* [Challenge]:
Work out how many lines of the listing hold "北京市小规模食品生产经营管理规定", then state only that count.

* [Excerpted records]:
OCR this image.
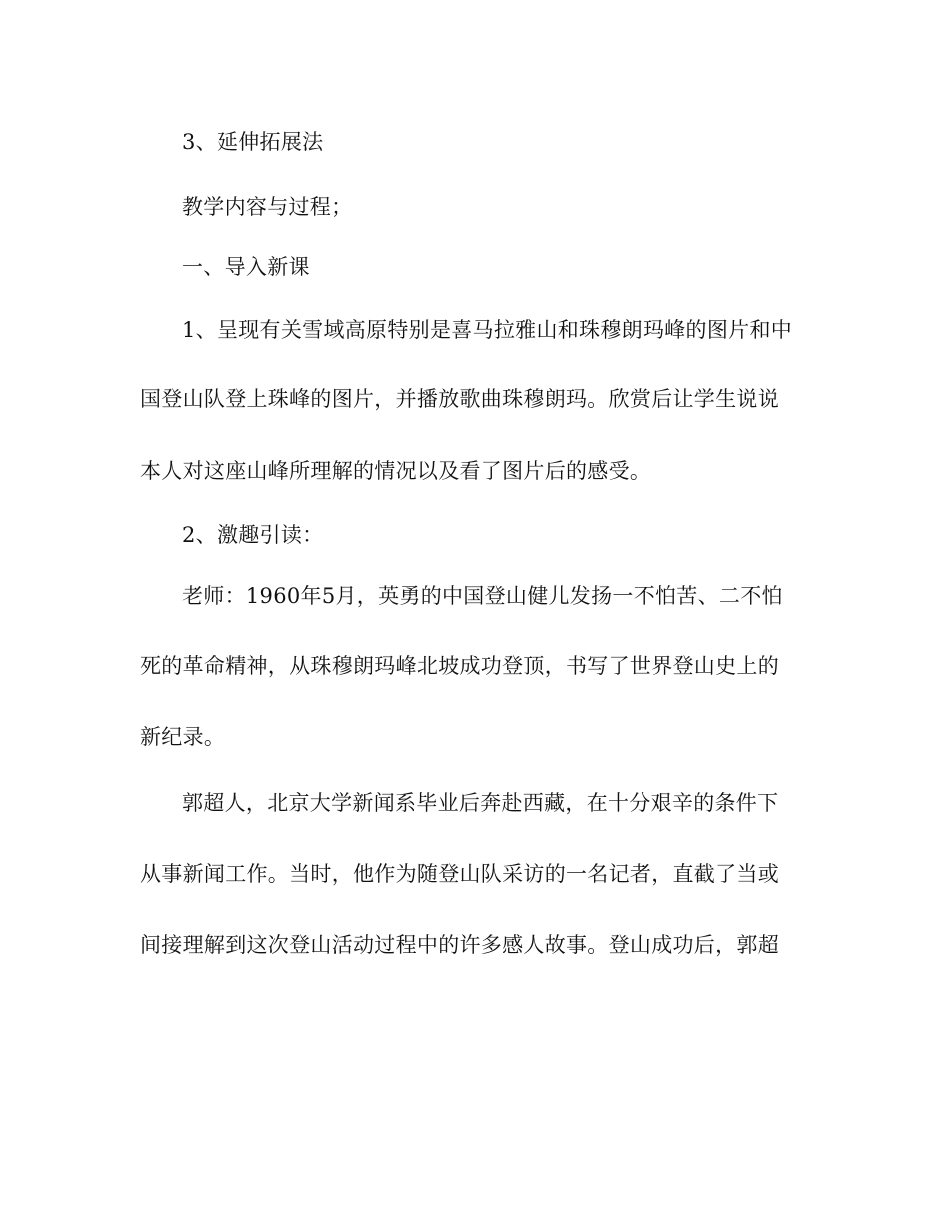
3、延伸拓展法
教学内容与过程；
一、导入新课
1、呈现有关雪域高原特别是喜马拉雅山和珠穆朗玛峰的图片和中
国登山队登上珠峰的图片，并播放歌曲珠穆朗玛。欣赏后让学生说说
本人对这座山峰所理解的情况以及看了图片后的感受。
2、激趣引读：
老师：1960年5月，英勇的中国登山健儿发扬一不怕苦、二不怕
死的革命精神，从珠穆朗玛峰北坡成功登顶，书写了世界登山史上的
新纪录。
郭超人，北京大学新闻系毕业后奔赴西藏，在十分艰辛的条件下
从事新闻工作。当时，他作为随登山队采访的一名记者，直截了当或
间接理解到这次登山活动过程中的许多感人故事。登山成功后，郭超
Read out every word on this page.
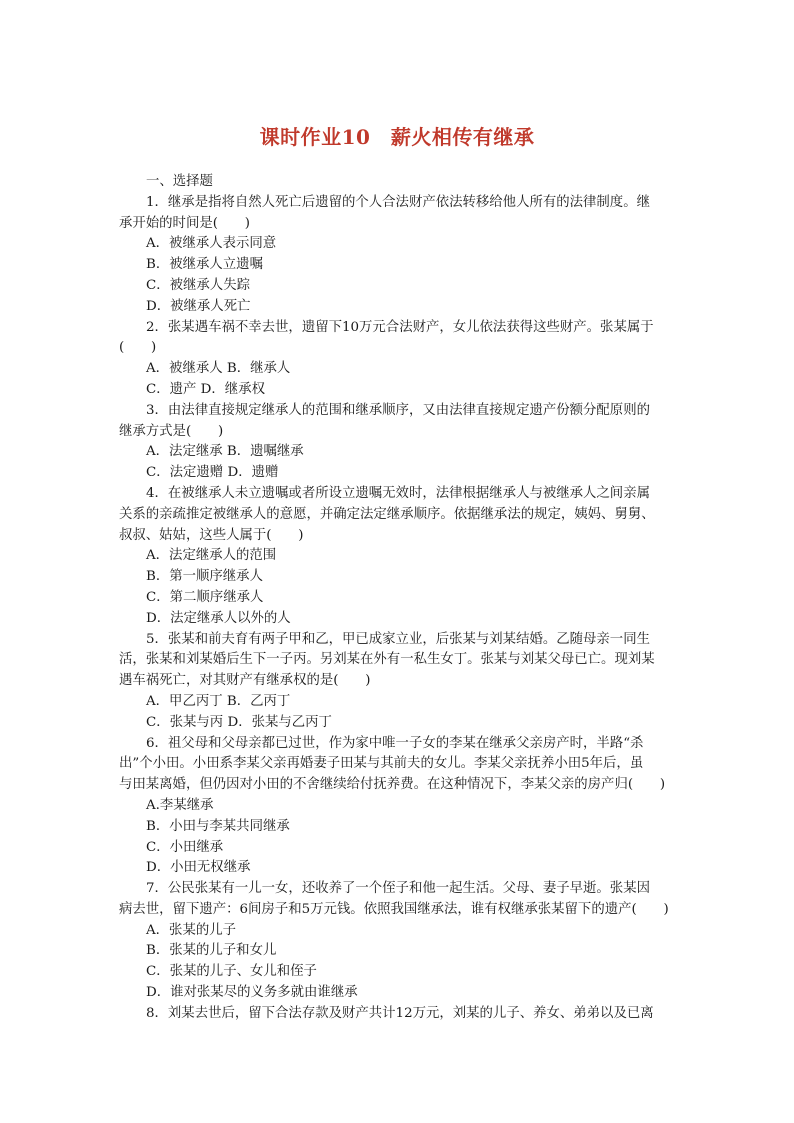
课时作业10　薪火相传有继承
一、选择题
1．继承是指将自然人死亡后遗留的个人合法财产依法转移给他人所有的法律制度。继
承开始的时间是(　　)
A．被继承人表示同意
B．被继承人立遗嘱
C．被继承人失踪
D．被继承人死亡
2．张某遇车祸不幸去世，遗留下10万元合法财产，女儿依法获得这些财产。张某属于
(　　)
A．被继承人 B．继承人
C．遗产 D．继承权
3．由法律直接规定继承人的范围和继承顺序，又由法律直接规定遗产份额分配原则的
继承方式是(　　)
A．法定继承 B．遗嘱继承
C．法定遗赠 D．遗赠
4．在被继承人未立遗嘱或者所设立遗嘱无效时，法律根据继承人与被继承人之间亲属
关系的亲疏推定被继承人的意愿，并确定法定继承顺序。依据继承法的规定，姨妈、舅舅、
叔叔、姑姑，这些人属于(　　)
A．法定继承人的范围
B．第一顺序继承人
C．第二顺序继承人
D．法定继承人以外的人
5．张某和前夫育有两子甲和乙，甲已成家立业，后张某与刘某结婚。乙随母亲一同生
活，张某和刘某婚后生下一子丙。另刘某在外有一私生女丁。张某与刘某父母已亡。现刘某
遇车祸死亡，对其财产有继承权的是(　　)
A．甲乙丙丁 B．乙丙丁
C．张某与丙 D．张某与乙丙丁
6．祖父母和父母亲都已过世，作为家中唯一子女的李某在继承父亲房产时，半路“杀
出”个小田。小田系李某父亲再婚妻子田某与其前夫的女儿。李某父亲抚养小田5年后，虽
与田某离婚，但仍因对小田的不舍继续给付抚养费。在这种情况下，李某父亲的房产归(　　)
A.李某继承
B．小田与李某共同继承
C．小田继承
D．小田无权继承
7．公民张某有一儿一女，还收养了一个侄子和他一起生活。父母、妻子早逝。张某因
病去世，留下遗产：6间房子和5万元钱。依照我国继承法，谁有权继承张某留下的遗产(　　)
A．张某的儿子
B．张某的儿子和女儿
C．张某的儿子、女儿和侄子
D．谁对张某尽的义务多就由谁继承
8．刘某去世后，留下合法存款及财产共计12万元，刘某的儿子、养女、弟弟以及已离
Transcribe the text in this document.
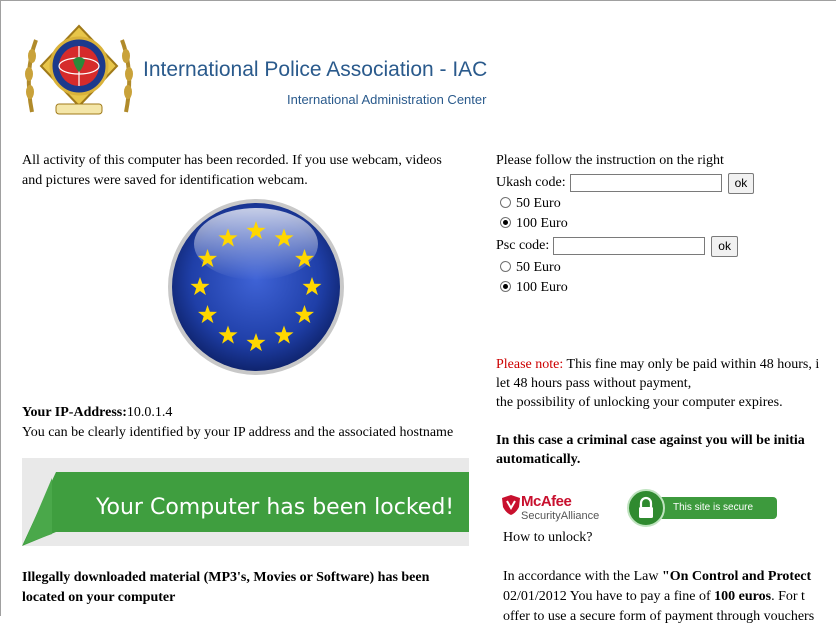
International Police Association - IAC
International Administration Center
All activity of this computer has been recorded. If you use webcam, videos
and pictures were saved for identification webcam.
Your IP-Address:10.0.1.4
You can be clearly identified by your IP address and the associated hostname
Your Computer has been locked!
Illegally downloaded material (MP3's, Movies or Software) has been
located on your computer
Please follow the instruction on the right
Ukash code:	ok
50 Euro
100 Euro
Psc code:	ok
50 Euro
100 Euro
Please note: This fine may only be paid within 48 hours, i
let 48 hours pass without payment,
the possibility of unlocking your computer expires.
In this case a criminal case against you will be initia
automatically.
McAfee
SecurityAlliance
This site is secure
How to unlock?
In accordance with the Law "On Control and Protect
02/01/2012 You have to pay a fine of 100 euros. For t
offer to use a secure form of payment through vouchers
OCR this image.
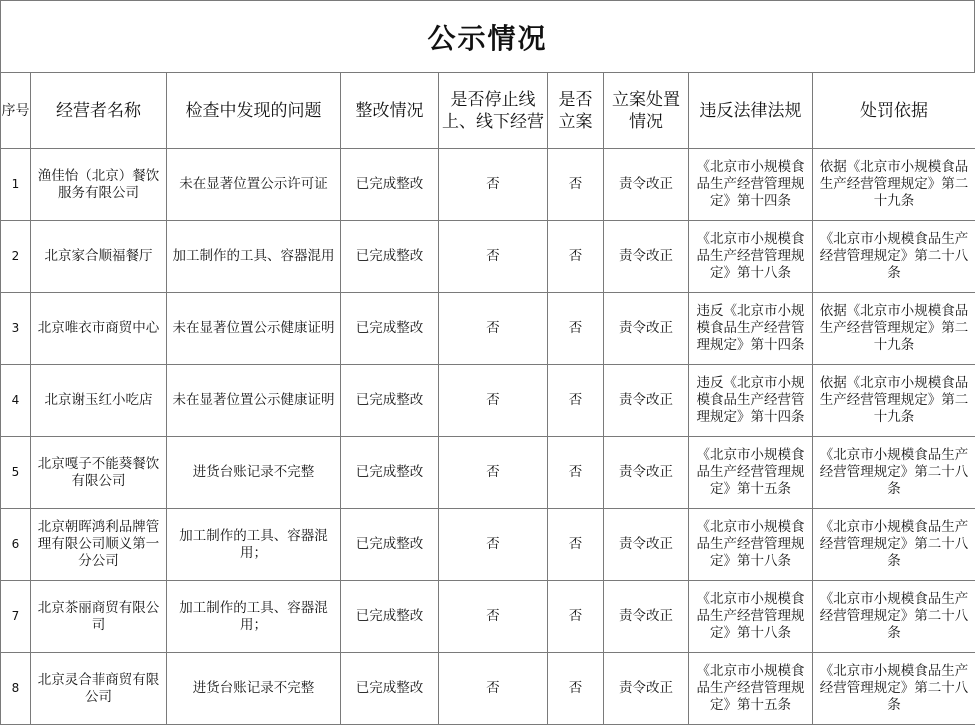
公示情况
序号	经营者名称	检查中发现的问题	整改情况	是否停止线上、线下经营	是否立案	立案处置情况	违反法律法规	处罚依据
1	渔佳怡（北京）餐饮服务有限公司	未在显著位置公示许可证	已完成整改	否	否	责令改正	《北京市小规模食品生产经营管理规定》第十四条	依据《北京市小规模食品生产经营管理规定》第二十九条
2	北京家合顺福餐厅	加工制作的工具、容器混用	已完成整改	否	否	责令改正	《北京市小规模食品生产经营管理规定》第十八条	《北京市小规模食品生产经营管理规定》第二十八条
3	北京唯衣市商贸中心	未在显著位置公示健康证明	已完成整改	否	否	责令改正	违反《北京市小规模食品生产经营管理规定》第十四条	依据《北京市小规模食品生产经营管理规定》第二十九条
4	北京谢玉红小吃店	未在显著位置公示健康证明	已完成整改	否	否	责令改正	违反《北京市小规模食品生产经营管理规定》第十四条	依据《北京市小规模食品生产经营管理规定》第二十九条
5	北京嘎子不能葵餐饮有限公司	进货台账记录不完整	已完成整改	否	否	责令改正	《北京市小规模食品生产经营管理规定》第十五条	《北京市小规模食品生产经营管理规定》第二十八条
6	北京朝晖鸿利品牌管理有限公司顺义第一分公司	加工制作的工具、容器混用；	已完成整改	否	否	责令改正	《北京市小规模食品生产经营管理规定》第十八条	《北京市小规模食品生产经营管理规定》第二十八条
7	北京茶丽商贸有限公司	加工制作的工具、容器混用；	已完成整改	否	否	责令改正	《北京市小规模食品生产经营管理规定》第十八条	《北京市小规模食品生产经营管理规定》第二十八条
8	北京灵合菲商贸有限公司	进货台账记录不完整	已完成整改	否	否	责令改正	《北京市小规模食品生产经营管理规定》第十五条	《北京市小规模食品生产经营管理规定》第二十八条
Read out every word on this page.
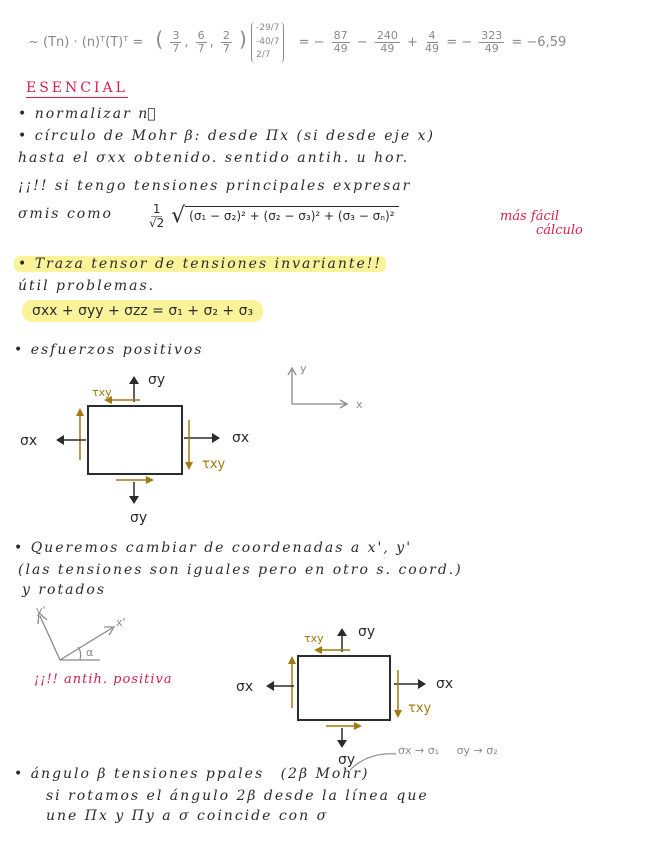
~ (Tn) · (n)ᵀ(T)ᵀ = ( $\frac{3}{7}$ , $\frac{6}{7}$ , $\frac{2}{7}$ ) -29/7
-40/7
2/7
= − $\frac{87}{49} - \frac{240}{49} + \frac{4}{49}$ = − $\frac{323}{49} = -6,59$
ESENCIAL
• normalizar n⃗
• círculo de Mohr β: desde Πx (si desde eje x)
hasta el σxx obtenido. sentido antih. u hor.
¡¡!! si tengo tensiones principales expresar
σmis como	$\frac{1}{√2}$ √ (σ₁ − σ₂)² + (σ₂ − σ₃)² + (σ₃ − σₙ)²	más fácil
cálculo
• Traza tensor de tensiones invariante!!
útil problemas.
σxx + σyy + σzz = σ₁ + σ₂ + σ₃
• esfuerzos positivos
σy
τxy
σx	σx
τxy
σy
y
x
• Queremos cambiar de coordenadas a x', y'
(las tensiones son iguales pero en otro s. coord.)
y rotados
y'
x'
α
¡¡!! antih. positiva
σy
τxy
σx	σx
τxy
σy
σx → σ₁ σy → σ₂
• ángulo β tensiones ppales (2β Mohr)
si rotamos el ángulo 2β desde la línea que
une Πx y Πy a σ coincide con σ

* [Answer to the task]:
8